**Excerpt from a dataset**:
────────

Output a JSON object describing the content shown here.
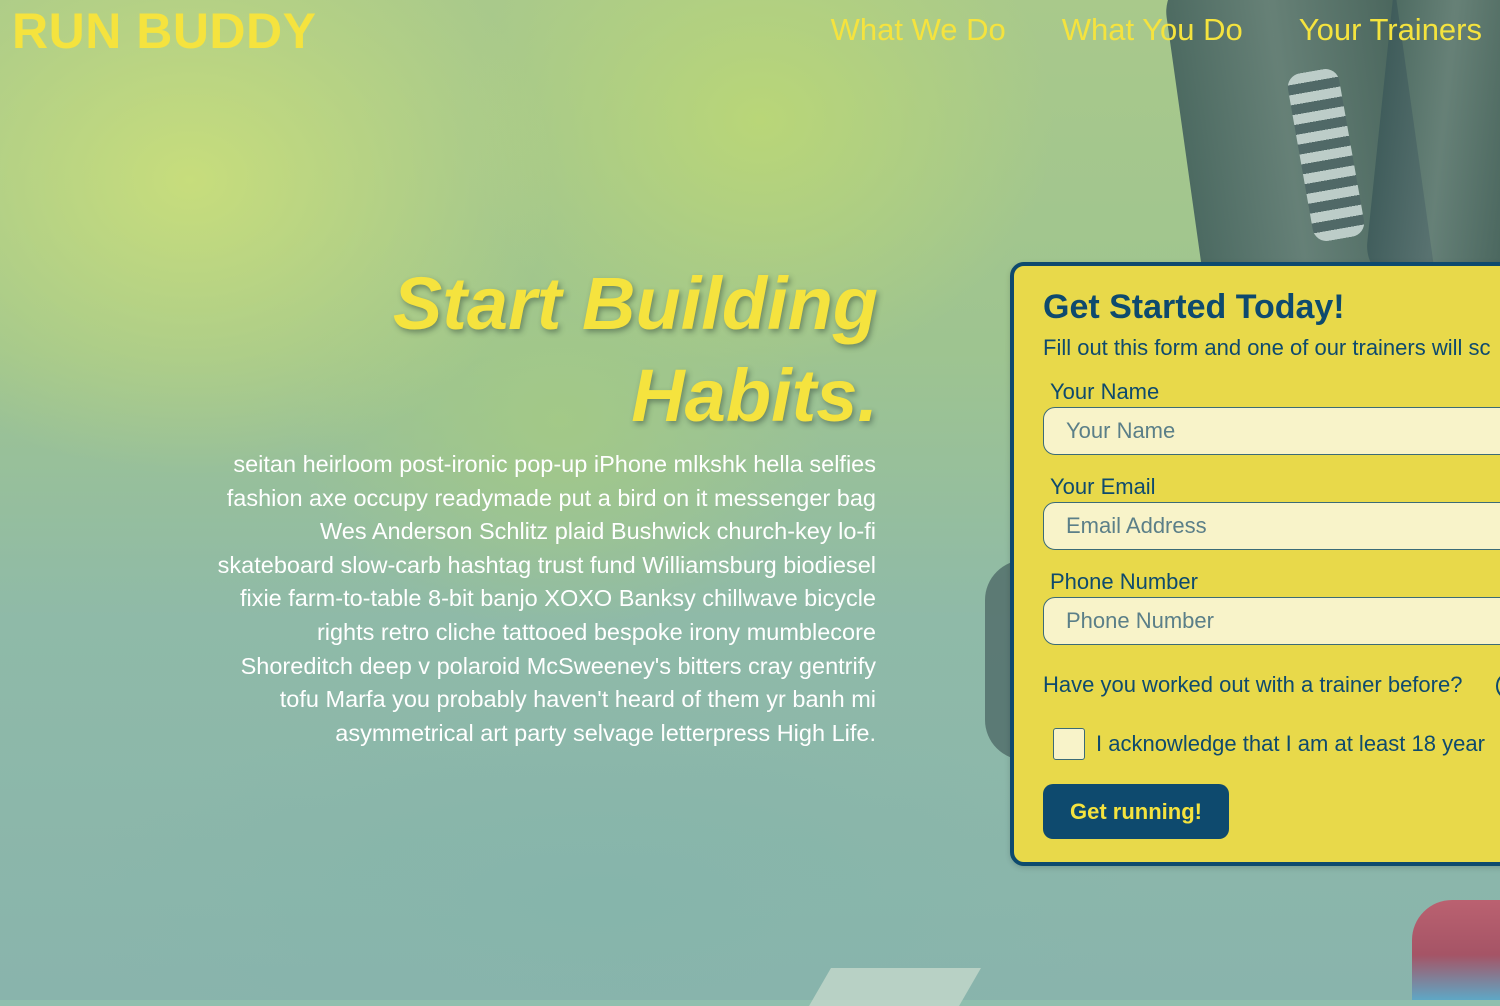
{
  "header": {
    "brand": "RUN BUDDY",
    "nav": [
      "What We Do",
      "What You Do",
      "Your Trainers"
    ]
  },
  "hero": {
    "headline_line1": "Start Building",
    "headline_line2": "Habits.",
    "body": "seitan heirloom post-ironic pop-up iPhone mlkshk hella selfies fashion axe occupy readymade put a bird on it messenger bag Wes Anderson Schlitz plaid Bushwick church-key lo-fi skateboard slow-carb hashtag trust fund Williamsburg biodiesel fixie farm-to-table 8-bit banjo XOXO Banksy chillwave bicycle rights retro cliche tattooed bespoke irony mumblecore Shoreditch deep v polaroid McSweeney's bitters cray gentrify tofu Marfa you probably haven't heard of them yr banh mi asymmetrical art party selvage letterpress High Life."
  },
  "form": {
    "title": "Get Started Today!",
    "subtitle": "Fill out this form and one of our trainers will sc",
    "name_label": "Your Name",
    "name_placeholder": "Your Name",
    "email_label": "Your Email",
    "email_placeholder": "Email Address",
    "phone_label": "Phone Number",
    "phone_placeholder": "Phone Number",
    "question": "Have you worked out with a trainer before?",
    "acknowledge": "I acknowledge that I am at least 18 year",
    "submit_label": "Get running!"
  },
  "colors": {
    "accent": "#f5e33e",
    "navy": "#0e4a6e",
    "form_bg": "#e8d94a"
  }
}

────────

**Required work**: In the listing above, find each line with the word "Name" and copy it.

**Finished task**:
    "name_label": "Your Name",
    "name_placeholder": "Your Name",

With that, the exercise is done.